## Your goal
Tally every line of the listing where the string "indexes" is found, and state the total alone.

## Provided information
++++++++
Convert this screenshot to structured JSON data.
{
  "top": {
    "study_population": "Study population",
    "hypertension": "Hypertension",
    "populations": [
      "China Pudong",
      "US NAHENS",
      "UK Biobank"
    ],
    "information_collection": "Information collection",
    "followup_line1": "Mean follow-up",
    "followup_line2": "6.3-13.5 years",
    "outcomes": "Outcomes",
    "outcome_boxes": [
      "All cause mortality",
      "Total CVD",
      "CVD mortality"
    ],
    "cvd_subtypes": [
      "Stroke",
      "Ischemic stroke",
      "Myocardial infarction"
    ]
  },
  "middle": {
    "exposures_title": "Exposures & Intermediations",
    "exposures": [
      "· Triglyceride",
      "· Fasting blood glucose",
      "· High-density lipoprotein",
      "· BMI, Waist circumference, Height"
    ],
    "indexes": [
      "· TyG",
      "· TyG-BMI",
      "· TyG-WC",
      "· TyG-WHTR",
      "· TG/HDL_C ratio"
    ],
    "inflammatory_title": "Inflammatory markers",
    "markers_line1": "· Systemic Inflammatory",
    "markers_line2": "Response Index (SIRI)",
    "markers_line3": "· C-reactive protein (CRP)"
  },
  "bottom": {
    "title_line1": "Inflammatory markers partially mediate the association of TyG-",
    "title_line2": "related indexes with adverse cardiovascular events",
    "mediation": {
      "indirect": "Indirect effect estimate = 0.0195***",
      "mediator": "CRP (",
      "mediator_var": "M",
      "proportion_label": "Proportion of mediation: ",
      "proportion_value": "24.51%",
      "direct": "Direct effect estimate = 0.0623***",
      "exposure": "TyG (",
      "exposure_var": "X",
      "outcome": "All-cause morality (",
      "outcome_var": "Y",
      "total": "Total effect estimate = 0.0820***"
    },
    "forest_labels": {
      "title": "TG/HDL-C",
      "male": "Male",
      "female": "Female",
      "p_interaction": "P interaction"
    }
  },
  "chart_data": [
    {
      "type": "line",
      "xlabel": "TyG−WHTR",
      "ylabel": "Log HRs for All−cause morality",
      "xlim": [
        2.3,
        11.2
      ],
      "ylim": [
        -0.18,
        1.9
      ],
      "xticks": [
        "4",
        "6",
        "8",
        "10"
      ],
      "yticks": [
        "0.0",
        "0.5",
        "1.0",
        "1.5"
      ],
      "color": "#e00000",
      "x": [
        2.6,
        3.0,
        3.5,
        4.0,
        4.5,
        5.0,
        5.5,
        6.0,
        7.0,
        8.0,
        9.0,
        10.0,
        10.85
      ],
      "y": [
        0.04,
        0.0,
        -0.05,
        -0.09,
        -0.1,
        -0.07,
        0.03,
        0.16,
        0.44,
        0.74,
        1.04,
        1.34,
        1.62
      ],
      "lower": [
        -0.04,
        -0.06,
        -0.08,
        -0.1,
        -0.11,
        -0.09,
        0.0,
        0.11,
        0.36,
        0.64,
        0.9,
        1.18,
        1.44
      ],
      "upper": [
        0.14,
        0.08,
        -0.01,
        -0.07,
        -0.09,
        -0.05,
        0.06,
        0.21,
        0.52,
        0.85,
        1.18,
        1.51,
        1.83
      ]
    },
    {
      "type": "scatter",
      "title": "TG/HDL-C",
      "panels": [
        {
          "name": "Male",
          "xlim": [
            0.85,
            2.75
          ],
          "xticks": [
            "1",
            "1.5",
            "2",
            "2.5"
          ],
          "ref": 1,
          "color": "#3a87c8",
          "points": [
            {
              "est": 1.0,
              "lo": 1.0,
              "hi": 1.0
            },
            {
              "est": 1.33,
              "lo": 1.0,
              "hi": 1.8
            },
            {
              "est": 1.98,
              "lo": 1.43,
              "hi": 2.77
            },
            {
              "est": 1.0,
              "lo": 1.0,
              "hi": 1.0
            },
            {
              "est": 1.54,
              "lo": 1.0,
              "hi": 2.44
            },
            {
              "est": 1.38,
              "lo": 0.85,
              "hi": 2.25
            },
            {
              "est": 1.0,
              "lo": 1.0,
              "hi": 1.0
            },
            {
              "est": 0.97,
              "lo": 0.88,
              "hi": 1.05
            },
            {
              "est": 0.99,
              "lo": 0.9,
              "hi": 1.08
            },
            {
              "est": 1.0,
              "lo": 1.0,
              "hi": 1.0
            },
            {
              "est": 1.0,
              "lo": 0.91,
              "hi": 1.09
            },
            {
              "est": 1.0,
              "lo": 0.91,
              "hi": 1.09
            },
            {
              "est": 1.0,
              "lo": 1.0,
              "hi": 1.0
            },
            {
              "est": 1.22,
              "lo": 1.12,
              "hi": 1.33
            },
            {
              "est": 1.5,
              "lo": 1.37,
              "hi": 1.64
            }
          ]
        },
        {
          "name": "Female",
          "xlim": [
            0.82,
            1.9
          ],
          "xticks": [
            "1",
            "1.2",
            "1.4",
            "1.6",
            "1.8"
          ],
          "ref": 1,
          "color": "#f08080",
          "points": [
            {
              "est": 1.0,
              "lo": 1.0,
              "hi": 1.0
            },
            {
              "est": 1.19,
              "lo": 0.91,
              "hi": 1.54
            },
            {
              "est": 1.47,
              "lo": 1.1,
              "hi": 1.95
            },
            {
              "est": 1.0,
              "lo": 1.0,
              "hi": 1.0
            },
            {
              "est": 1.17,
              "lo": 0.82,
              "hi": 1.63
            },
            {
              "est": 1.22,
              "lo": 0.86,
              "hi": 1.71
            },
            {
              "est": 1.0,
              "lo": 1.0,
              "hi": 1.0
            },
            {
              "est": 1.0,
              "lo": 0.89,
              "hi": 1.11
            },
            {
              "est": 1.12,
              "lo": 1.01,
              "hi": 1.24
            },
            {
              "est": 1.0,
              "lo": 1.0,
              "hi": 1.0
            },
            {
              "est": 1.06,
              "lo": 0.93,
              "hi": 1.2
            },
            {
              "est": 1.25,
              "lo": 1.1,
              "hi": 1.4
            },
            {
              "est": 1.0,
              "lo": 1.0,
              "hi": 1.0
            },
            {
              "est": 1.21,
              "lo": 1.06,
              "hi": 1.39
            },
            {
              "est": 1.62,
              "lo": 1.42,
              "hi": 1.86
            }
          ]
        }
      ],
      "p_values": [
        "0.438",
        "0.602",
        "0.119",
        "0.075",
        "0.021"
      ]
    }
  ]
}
++++++++
## Solution to the problem
2